> [Written request]: Every record below should be transcribed exactly. Omit the images.

> [Raw data]:
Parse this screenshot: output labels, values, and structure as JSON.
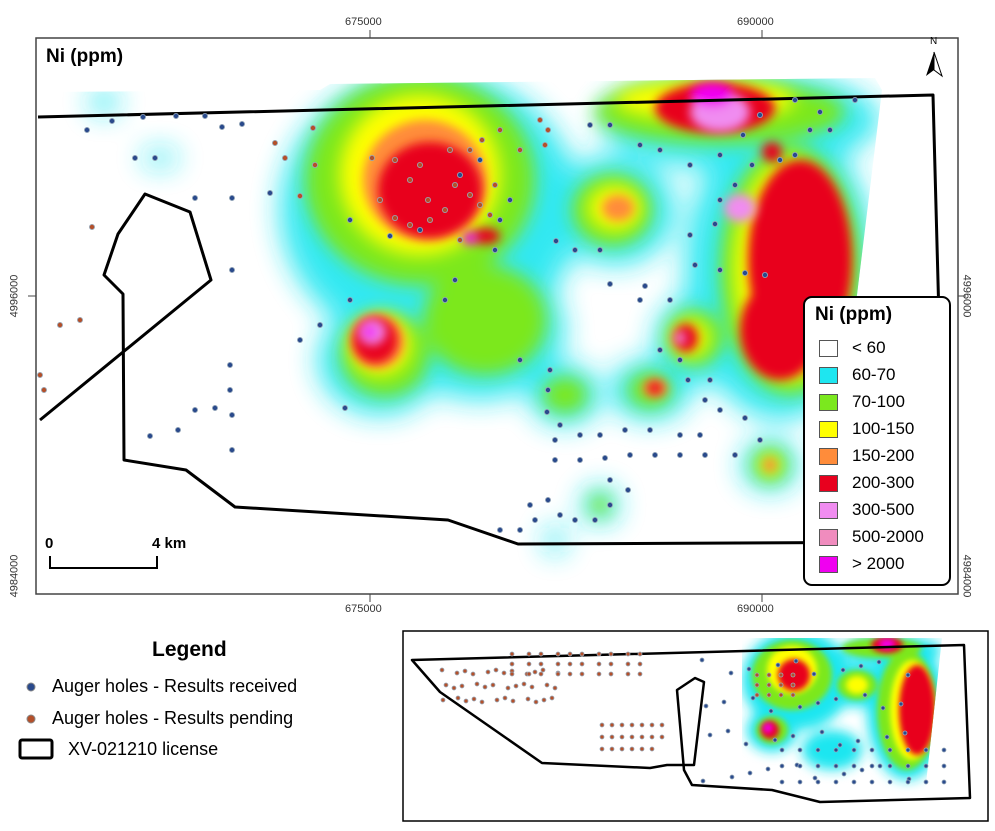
{
  "map": {
    "title": "Ni (ppm)",
    "coords": {
      "top_x": [
        "675000",
        "690000"
      ],
      "bottom_x": [
        "675000",
        "690000"
      ],
      "left_y": [
        "4996000",
        "4984000"
      ],
      "right_y": [
        "4996000",
        "4984000"
      ]
    },
    "north_arrow": "N",
    "scalebar": {
      "start": "0",
      "end": "4 km"
    }
  },
  "ni_legend": {
    "title": "Ni (ppm)",
    "classes": [
      {
        "label": "< 60",
        "color": "#ffffff"
      },
      {
        "label": "60-70",
        "color": "#1ee6f0"
      },
      {
        "label": "70-100",
        "color": "#7be81e"
      },
      {
        "label": "100-150",
        "color": "#ffff00"
      },
      {
        "label": "150-200",
        "color": "#ff8c3a"
      },
      {
        "label": "200-300",
        "color": "#e8001e"
      },
      {
        "label": "300-500",
        "color": "#f08cf0"
      },
      {
        "label": "500-2000",
        "color": "#f08cbe"
      },
      {
        "label": "> 2000",
        "color": "#f000f0"
      }
    ]
  },
  "legend": {
    "title": "Legend",
    "items": [
      {
        "label": "Auger holes - Results received",
        "color": "#2a4a8c"
      },
      {
        "label": "Auger holes - Results pending",
        "color": "#b4502a"
      },
      {
        "label": "XV-021210 license"
      }
    ]
  }
}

> [Answer]:
Parse this screenshot: output labels, values, and structure as JSON.
{
  "map": {
    "title": "Ni (ppm)",
    "coords": {
      "top_x": [
        "675000",
        "690000"
      ],
      "bottom_x": [
        "675000",
        "690000"
      ],
      "left_y": [
        "4996000",
        "4984000"
      ],
      "right_y": [
        "4996000",
        "4984000"
      ]
    },
    "north_arrow": "N",
    "scalebar": {
      "start": "0",
      "end": "4 km"
    }
  },
  "ni_legend": {
    "title": "Ni (ppm)",
    "classes": [
      {
        "label": "< 60",
        "color": "#ffffff"
      },
      {
        "label": "60-70",
        "color": "#1ee6f0"
      },
      {
        "label": "70-100",
        "color": "#7be81e"
      },
      {
        "label": "100-150",
        "color": "#ffff00"
      },
      {
        "label": "150-200",
        "color": "#ff8c3a"
      },
      {
        "label": "200-300",
        "color": "#e8001e"
      },
      {
        "label": "300-500",
        "color": "#f08cf0"
      },
      {
        "label": "500-2000",
        "color": "#f08cbe"
      },
      {
        "label": "> 2000",
        "color": "#f000f0"
      }
    ]
  },
  "legend": {
    "title": "Legend",
    "items": [
      {
        "label": "Auger holes - Results received",
        "color": "#2a4a8c"
      },
      {
        "label": "Auger holes - Results pending",
        "color": "#b4502a"
      },
      {
        "label": "XV-021210 license"
      }
    ]
  }
}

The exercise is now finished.